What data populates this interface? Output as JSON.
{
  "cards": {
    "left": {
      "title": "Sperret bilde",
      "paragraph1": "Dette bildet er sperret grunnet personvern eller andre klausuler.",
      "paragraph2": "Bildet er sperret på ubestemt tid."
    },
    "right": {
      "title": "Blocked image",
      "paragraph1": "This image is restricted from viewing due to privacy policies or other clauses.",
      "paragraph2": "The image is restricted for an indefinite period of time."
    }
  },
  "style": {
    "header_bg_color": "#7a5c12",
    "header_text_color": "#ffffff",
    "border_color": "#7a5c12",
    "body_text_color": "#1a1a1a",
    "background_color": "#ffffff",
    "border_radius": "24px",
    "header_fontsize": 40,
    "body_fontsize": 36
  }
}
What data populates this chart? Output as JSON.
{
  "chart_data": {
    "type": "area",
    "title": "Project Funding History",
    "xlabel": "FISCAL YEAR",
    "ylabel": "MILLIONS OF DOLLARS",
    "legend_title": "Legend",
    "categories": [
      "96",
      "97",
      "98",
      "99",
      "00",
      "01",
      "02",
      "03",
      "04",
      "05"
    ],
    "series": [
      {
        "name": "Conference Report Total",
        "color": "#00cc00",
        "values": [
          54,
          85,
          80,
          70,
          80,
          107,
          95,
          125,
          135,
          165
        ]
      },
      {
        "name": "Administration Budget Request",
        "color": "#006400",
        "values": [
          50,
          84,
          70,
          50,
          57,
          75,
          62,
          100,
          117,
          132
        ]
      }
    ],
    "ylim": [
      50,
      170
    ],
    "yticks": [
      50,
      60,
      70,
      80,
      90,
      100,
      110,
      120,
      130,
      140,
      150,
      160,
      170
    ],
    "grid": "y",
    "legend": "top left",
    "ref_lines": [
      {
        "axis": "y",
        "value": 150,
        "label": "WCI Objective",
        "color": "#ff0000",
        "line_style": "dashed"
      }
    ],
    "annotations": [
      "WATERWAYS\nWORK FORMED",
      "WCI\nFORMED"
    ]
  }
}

▶ [DIRECTION]:
Reproduce only the lines from the line containing "What data populates this chart?" to the last line of the material above, both of those lines included.

▶ [ANSWER IN FULL]:
What data populates this chart? Output as JSON.
{
  "chart_data": {
    "type": "area",
    "title": "Project Funding History",
    "xlabel": "FISCAL YEAR",
    "ylabel": "MILLIONS OF DOLLARS",
    "legend_title": "Legend",
    "categories": [
      "96",
      "97",
      "98",
      "99",
      "00",
      "01",
      "02",
      "03",
      "04",
      "05"
    ],
    "series": [
      {
        "name": "Conference Report Total",
        "color": "#00cc00",
        "values": [
          54,
          85,
          80,
          70,
          80,
          107,
          95,
          125,
          135,
          165
        ]
      },
      {
        "name": "Administration Budget Request",
        "color": "#006400",
        "values": [
          50,
          84,
          70,
          50,
          57,
          75,
          62,
          100,
          117,
          132
        ]
      }
    ],
    "ylim": [
      50,
      170
    ],
    "yticks": [
      50,
      60,
      70,
      80,
      90,
      100,
      110,
      120,
      130,
      140,
      150,
      160,
      170
    ],
    "grid": "y",
    "legend": "top left",
    "ref_lines": [
      {
        "axis": "y",
        "value": 150,
        "label": "WCI Objective",
        "color": "#ff0000",
        "line_style": "dashed"
      }
    ],
    "annotations": [
      "WATERWAYS\nWORK FORMED",
      "WCI\nFORMED"
    ]
  }
}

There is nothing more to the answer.